_What you need to do_.
1. In the ARFIMA text below, what kind of models do ARFIMA processes generalize?
2. Retype the part of the ARFIMA text below that opens with the words containing "with π₀ = 1, and" and closes with "of parameters described.".
3. Rewrite the paragraph of the ARFIMA text below that begins "with π₀ = 1" as a short bulleted list that keeps its main facts.

_Reading text_.
--------------------------------

For d > −1, we can employ the binomial expansion formula to explicitly expand the operator (1 − B)^d as

\begin{array}{l} {(1 - B)}^{d} = \sum_{j = 0}^{\infty} π_{j} B^{j}, & (6) \end{array}

with π₀ = 1, and $π_{j} = \frac{Γ (j - d)}{Γ (j + 1) Γ (- d)}, j = 1, 2, \dots,$ with Γ(·) being the Gamma function defined by $Γ (x) = \int_{0}^{\infty} s^{x - 1} e^{- s} d s$ for all complex numbers x with ℜ(x) > 0. We note that the weighting coefficients π_j can be defined recursively in j. Further, even though the binomial expansion of the operator (1 − B)^d consists of an infinite number of terms, in practice we will always consider an approximation that still preserves the dependency of parameters described.

More generally, ARFIMA processes can generalize ordinary autoregressive moving average (ARMA) models in the following way. Given a time series, we can carry out the following steps to obtain the parameters in (1):

• Apply fractional differencing on the original time series and note the order of the fractional difference d that makes the time series (close to) wide-sense stationary;

• Determine the ARMA parameters $p, q, {ϕ_{i}}_{i = 1}^{p}$ , and ${θ_{i}}_{i = 1}^{q}$ using the (fractionally) differentiated time series;

• Perform a forecast for a requisite number of steps ahead in time with these ARMA terms; and;

• Fractionally integrate the forecasted ARMA data to obtain the forecast of the ARFIMA process. Note that fractional integration may be interpreted as fractional differentiation but with a fractional differencing parameter of −d.

--------------------------------

_Supplied information_.
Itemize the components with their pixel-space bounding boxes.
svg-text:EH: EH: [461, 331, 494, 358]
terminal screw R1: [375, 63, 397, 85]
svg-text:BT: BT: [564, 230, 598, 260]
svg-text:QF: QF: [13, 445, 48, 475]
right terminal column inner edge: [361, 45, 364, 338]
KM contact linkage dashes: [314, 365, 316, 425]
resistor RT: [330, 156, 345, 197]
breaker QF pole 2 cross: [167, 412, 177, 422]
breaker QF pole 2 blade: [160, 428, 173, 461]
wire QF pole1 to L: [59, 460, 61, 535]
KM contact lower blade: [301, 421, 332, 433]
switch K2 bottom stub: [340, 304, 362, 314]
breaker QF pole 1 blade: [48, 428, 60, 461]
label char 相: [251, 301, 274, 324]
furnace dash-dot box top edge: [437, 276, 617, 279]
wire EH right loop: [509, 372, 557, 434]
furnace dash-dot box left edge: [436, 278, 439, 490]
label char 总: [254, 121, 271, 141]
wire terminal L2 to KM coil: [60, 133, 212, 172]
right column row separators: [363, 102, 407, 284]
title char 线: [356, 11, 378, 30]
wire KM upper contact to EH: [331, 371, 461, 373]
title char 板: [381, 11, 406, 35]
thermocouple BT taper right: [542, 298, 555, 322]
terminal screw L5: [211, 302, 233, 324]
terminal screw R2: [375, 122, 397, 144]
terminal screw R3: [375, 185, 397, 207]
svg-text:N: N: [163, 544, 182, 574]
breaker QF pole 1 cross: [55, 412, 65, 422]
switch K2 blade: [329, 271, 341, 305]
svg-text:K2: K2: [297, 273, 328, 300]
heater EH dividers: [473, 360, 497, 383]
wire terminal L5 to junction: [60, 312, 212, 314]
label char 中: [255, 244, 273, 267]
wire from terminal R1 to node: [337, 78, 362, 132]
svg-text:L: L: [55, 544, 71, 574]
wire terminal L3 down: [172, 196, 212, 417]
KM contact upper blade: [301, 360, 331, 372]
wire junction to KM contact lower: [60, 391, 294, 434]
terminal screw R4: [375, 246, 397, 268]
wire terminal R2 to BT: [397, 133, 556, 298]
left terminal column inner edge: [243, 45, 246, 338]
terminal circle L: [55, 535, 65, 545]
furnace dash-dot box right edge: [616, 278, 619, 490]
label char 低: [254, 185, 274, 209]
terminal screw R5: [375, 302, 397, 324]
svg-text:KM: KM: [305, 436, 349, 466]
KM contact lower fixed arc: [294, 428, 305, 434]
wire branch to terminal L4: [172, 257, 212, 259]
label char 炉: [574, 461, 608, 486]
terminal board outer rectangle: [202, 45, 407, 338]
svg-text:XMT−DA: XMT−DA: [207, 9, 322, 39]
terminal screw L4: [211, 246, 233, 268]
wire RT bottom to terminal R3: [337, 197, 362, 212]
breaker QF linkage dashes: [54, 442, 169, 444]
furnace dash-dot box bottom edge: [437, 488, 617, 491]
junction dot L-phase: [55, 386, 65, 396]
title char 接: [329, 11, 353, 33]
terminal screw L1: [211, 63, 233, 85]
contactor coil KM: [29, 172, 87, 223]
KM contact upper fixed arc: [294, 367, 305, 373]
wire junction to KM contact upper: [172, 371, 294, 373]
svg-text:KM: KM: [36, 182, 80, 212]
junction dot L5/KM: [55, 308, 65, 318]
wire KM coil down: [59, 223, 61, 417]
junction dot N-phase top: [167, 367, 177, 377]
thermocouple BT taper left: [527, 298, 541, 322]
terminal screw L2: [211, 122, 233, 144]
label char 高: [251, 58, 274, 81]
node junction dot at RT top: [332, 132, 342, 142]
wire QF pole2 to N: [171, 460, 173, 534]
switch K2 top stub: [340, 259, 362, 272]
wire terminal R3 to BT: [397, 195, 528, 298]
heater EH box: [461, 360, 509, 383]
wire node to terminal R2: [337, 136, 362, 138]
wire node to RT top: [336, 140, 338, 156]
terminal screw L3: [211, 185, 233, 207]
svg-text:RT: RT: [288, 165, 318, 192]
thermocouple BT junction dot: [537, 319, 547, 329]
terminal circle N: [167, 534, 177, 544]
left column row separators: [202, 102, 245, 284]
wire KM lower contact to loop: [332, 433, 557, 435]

--------------------------------

_Answers to the exercise_.
1. Ordinary autoregressive moving average (ARMA) models.

2.
with π₀ = 1, and $π_{j} = \frac{Γ (j - d)}{Γ (j + 1) Γ (- d)}, j = 1, 2, \dots,$ with Γ(·) being the Gamma function defined by $Γ (x) = \int_{0}^{\infty} s^{x - 1} e^{- s} d s$ for all complex numbers x with ℜ(x) > 0. We note that the weighting coefficients π_j can be defined recursively in j. Further, even though the binomial expansion of the operator (1 − B)^d consists of an infinite number of terms, in practice we will always consider an approximation that still preserves the dependency of parameters described.

3.
- π₀ = 1, and for j = 1, 2, …, π_j = Γ(j − d) / (Γ(j + 1) Γ(−d)).
- Γ(·) is the Gamma function, Γ(x) = ∫₀^∞ s^(x−1) e^(−s) ds, defined for all complex numbers x with ℜ(x) > 0.
- The weighting coefficients π_j can be defined recursively in j.
- The binomial expansion of (1 − B)^d has infinitely many terms, but in practice an approximation is used that still preserves the dependency of parameters described.